#### [The task]
Go through the listing below and gather every line with the word "screenshot".

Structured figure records
####

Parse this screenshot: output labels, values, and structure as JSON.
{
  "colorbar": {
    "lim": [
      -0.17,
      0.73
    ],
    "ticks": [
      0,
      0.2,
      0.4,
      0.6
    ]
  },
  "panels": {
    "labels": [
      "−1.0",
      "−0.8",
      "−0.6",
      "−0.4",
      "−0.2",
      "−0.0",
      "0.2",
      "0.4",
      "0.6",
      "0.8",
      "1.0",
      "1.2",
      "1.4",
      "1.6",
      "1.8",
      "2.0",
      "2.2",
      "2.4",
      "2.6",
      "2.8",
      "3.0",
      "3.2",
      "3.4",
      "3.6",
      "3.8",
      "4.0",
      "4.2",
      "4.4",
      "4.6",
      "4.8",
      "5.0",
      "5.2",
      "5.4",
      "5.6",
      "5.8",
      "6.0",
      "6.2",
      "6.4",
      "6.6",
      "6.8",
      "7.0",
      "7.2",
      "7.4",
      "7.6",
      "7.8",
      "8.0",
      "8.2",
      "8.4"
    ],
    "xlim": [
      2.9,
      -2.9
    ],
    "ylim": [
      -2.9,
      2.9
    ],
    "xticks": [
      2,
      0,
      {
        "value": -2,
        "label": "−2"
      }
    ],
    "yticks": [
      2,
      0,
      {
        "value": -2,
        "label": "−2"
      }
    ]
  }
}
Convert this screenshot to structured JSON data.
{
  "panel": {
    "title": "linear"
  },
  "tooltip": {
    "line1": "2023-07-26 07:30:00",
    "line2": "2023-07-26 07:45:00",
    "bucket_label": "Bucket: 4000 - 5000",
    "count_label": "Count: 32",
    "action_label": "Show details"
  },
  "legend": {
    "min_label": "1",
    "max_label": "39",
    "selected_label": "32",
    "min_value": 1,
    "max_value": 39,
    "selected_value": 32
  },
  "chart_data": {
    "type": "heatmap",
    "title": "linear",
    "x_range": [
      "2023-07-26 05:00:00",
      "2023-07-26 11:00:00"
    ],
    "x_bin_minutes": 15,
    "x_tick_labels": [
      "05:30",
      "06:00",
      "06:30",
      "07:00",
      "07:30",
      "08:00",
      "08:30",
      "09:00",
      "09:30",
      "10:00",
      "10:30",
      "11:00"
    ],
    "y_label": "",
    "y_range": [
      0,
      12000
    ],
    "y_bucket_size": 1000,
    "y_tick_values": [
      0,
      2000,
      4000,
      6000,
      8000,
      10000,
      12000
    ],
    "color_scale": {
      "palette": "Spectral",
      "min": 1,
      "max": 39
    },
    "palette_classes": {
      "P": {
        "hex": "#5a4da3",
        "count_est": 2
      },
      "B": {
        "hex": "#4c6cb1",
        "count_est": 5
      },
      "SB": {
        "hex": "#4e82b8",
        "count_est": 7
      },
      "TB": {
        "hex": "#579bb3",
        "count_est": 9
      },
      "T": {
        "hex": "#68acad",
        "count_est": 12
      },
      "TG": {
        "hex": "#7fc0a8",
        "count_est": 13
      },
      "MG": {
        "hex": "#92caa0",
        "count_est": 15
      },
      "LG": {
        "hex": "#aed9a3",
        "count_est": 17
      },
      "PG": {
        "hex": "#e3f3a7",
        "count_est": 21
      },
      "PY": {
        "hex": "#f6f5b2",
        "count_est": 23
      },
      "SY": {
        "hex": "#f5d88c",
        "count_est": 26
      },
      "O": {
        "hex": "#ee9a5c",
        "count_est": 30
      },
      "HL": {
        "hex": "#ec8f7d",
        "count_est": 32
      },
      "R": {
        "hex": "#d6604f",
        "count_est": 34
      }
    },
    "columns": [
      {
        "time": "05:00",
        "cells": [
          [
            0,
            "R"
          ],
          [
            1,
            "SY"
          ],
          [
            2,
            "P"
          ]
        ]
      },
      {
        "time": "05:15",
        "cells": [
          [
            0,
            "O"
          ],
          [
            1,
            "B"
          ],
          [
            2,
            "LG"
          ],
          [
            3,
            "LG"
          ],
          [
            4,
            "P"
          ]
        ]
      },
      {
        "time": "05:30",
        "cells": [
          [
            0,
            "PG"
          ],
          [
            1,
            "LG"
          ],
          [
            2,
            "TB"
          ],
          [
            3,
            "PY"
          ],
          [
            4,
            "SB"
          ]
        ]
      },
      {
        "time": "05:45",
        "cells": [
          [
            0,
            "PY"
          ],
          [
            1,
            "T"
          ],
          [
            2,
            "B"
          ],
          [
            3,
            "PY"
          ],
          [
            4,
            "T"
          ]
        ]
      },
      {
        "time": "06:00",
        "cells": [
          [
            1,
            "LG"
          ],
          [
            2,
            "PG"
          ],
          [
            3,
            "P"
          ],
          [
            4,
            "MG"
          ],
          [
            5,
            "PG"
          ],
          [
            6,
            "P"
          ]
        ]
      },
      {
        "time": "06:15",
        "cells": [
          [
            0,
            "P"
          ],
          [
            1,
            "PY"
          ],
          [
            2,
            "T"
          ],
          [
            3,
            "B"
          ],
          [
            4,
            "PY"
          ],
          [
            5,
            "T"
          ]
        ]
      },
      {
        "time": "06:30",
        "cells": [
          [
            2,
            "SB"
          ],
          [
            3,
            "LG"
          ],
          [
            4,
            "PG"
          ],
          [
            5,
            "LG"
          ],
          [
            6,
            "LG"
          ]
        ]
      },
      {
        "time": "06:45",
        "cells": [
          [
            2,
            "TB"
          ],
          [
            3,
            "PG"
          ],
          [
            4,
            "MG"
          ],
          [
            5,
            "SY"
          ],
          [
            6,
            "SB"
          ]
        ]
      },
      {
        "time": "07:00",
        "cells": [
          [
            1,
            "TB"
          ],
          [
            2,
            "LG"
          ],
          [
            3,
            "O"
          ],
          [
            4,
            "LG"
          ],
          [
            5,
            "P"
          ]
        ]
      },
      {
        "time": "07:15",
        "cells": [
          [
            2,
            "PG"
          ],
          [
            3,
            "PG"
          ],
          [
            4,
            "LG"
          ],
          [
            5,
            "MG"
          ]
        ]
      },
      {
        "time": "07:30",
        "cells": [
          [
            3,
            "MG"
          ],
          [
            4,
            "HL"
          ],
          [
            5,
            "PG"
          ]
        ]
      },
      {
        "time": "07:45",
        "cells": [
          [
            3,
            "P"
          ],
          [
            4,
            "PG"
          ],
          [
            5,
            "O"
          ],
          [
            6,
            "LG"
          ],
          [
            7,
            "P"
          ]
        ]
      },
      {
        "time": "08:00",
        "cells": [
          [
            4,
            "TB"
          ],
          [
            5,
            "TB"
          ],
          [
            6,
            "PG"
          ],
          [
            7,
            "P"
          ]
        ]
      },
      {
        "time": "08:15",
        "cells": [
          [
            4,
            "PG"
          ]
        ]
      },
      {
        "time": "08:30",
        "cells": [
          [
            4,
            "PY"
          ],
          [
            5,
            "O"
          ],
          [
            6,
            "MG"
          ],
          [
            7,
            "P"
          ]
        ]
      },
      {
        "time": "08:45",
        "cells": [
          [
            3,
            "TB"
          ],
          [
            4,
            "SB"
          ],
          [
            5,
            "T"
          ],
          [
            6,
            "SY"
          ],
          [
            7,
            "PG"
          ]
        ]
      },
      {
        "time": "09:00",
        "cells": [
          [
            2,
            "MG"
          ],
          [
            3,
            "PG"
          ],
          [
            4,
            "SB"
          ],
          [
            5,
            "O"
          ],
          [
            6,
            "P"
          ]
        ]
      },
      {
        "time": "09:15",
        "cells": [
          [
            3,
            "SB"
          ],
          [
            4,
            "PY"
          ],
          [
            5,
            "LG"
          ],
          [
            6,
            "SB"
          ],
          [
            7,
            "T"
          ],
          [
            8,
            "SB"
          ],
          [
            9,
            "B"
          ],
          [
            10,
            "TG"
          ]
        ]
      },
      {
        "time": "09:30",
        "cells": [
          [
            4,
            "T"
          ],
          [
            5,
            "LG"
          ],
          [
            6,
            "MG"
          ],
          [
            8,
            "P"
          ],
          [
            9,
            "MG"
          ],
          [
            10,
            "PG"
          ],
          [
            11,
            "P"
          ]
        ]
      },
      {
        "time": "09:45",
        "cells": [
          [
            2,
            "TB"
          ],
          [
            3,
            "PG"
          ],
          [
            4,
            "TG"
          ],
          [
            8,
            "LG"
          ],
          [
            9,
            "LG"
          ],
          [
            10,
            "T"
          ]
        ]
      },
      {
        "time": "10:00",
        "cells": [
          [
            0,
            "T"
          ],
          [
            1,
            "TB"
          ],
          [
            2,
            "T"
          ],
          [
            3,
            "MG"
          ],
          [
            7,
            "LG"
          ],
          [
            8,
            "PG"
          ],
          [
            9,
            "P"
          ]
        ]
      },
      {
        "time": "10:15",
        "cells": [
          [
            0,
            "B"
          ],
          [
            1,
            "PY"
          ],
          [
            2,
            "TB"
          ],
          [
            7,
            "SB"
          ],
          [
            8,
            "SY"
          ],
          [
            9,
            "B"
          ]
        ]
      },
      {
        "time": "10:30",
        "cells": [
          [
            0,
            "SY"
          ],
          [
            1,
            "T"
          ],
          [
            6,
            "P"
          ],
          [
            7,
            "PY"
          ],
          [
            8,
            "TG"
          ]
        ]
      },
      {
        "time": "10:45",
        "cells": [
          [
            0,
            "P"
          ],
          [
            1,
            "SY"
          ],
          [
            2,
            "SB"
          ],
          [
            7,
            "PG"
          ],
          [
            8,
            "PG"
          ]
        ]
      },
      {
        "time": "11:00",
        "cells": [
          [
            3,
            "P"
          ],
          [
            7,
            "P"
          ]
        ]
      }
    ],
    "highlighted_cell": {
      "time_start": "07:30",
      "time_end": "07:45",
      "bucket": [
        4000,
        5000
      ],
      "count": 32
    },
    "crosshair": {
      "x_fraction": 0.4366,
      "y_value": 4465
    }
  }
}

####

#### [Response for this exercise]
Parse this screenshot: output labels, values, and structure as JSON.
Convert this screenshot to structured JSON data.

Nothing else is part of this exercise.